Data entries:
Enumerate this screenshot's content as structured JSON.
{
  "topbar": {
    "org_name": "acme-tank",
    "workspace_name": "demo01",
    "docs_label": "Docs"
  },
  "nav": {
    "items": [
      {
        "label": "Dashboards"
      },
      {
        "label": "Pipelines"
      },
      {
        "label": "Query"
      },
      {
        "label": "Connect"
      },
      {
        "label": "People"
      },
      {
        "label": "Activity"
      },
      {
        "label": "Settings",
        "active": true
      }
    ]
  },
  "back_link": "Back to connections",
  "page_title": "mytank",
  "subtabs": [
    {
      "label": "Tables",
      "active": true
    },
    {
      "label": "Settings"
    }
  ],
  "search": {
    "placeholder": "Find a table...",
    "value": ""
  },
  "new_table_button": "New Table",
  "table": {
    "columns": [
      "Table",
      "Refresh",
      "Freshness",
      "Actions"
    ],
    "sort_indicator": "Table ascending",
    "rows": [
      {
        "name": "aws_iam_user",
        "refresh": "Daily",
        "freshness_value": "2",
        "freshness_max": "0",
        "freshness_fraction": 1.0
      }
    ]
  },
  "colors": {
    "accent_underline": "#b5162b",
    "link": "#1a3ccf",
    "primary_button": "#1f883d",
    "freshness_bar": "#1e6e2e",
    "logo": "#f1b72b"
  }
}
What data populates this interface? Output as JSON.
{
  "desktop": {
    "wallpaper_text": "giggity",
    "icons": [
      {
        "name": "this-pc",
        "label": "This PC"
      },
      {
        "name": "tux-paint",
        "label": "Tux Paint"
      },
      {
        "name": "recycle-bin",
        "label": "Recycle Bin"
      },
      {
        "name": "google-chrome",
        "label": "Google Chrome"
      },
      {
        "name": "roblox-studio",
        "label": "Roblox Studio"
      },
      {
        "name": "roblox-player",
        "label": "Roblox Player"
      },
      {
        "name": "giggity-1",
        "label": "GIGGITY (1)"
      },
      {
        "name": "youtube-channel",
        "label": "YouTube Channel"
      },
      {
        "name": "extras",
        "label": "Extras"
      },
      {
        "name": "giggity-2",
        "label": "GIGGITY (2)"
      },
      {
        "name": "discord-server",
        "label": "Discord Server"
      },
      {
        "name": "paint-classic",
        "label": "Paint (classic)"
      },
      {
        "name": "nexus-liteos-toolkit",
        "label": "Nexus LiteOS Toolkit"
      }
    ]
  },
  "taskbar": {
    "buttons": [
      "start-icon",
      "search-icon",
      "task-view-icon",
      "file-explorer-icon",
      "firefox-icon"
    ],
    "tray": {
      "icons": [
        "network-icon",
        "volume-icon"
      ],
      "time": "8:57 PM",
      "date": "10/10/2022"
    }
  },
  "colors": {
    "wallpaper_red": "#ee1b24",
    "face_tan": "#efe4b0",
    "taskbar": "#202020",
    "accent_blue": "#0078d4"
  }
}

(Directions) Output an exact copy of each record.

(Solution to this task)
Enumerate this screenshot's content as structured JSON.
{
  "topbar": {
    "org_name": "acme-tank",
    "workspace_name": "demo01",
    "docs_label": "Docs"
  },
  "nav": {
    "items": [
      {
        "label": "Dashboards"
      },
      {
        "label": "Pipelines"
      },
      {
        "label": "Query"
      },
      {
        "label": "Connect"
      },
      {
        "label": "People"
      },
      {
        "label": "Activity"
      },
      {
        "label": "Settings",
        "active": true
      }
    ]
  },
  "back_link": "Back to connections",
  "page_title": "mytank",
  "subtabs": [
    {
      "label": "Tables",
      "active": true
    },
    {
      "label": "Settings"
    }
  ],
  "search": {
    "placeholder": "Find a table...",
    "value": ""
  },
  "new_table_button": "New Table",
  "table": {
    "columns": [
      "Table",
      "Refresh",
      "Freshness",
      "Actions"
    ],
    "sort_indicator": "Table ascending",
    "rows": [
      {
        "name": "aws_iam_user",
        "refresh": "Daily",
        "freshness_value": "2",
        "freshness_max": "0",
        "freshness_fraction": 1.0
      }
    ]
  },
  "colors": {
    "accent_underline": "#b5162b",
    "link": "#1a3ccf",
    "primary_button": "#1f883d",
    "freshness_bar": "#1e6e2e",
    "logo": "#f1b72b"
  }
}
What data populates this interface? Output as JSON.
{
  "desktop": {
    "wallpaper_text": "giggity",
    "icons": [
      {
        "name": "this-pc",
        "label": "This PC"
      },
      {
        "name": "tux-paint",
        "label": "Tux Paint"
      },
      {
        "name": "recycle-bin",
        "label": "Recycle Bin"
      },
      {
        "name": "google-chrome",
        "label": "Google Chrome"
      },
      {
        "name": "roblox-studio",
        "label": "Roblox Studio"
      },
      {
        "name": "roblox-player",
        "label": "Roblox Player"
      },
      {
        "name": "giggity-1",
        "label": "GIGGITY (1)"
      },
      {
        "name": "youtube-channel",
        "label": "YouTube Channel"
      },
      {
        "name": "extras",
        "label": "Extras"
      },
      {
        "name": "giggity-2",
        "label": "GIGGITY (2)"
      },
      {
        "name": "discord-server",
        "label": "Discord Server"
      },
      {
        "name": "paint-classic",
        "label": "Paint (classic)"
      },
      {
        "name": "nexus-liteos-toolkit",
        "label": "Nexus LiteOS Toolkit"
      }
    ]
  },
  "taskbar": {
    "buttons": [
      "start-icon",
      "search-icon",
      "task-view-icon",
      "file-explorer-icon",
      "firefox-icon"
    ],
    "tray": {
      "icons": [
        "network-icon",
        "volume-icon"
      ],
      "time": "8:57 PM",
      "date": "10/10/2022"
    }
  },
  "colors": {
    "wallpaper_red": "#ee1b24",
    "face_tan": "#efe4b0",
    "taskbar": "#202020",
    "accent_blue": "#0078d4"
  }
}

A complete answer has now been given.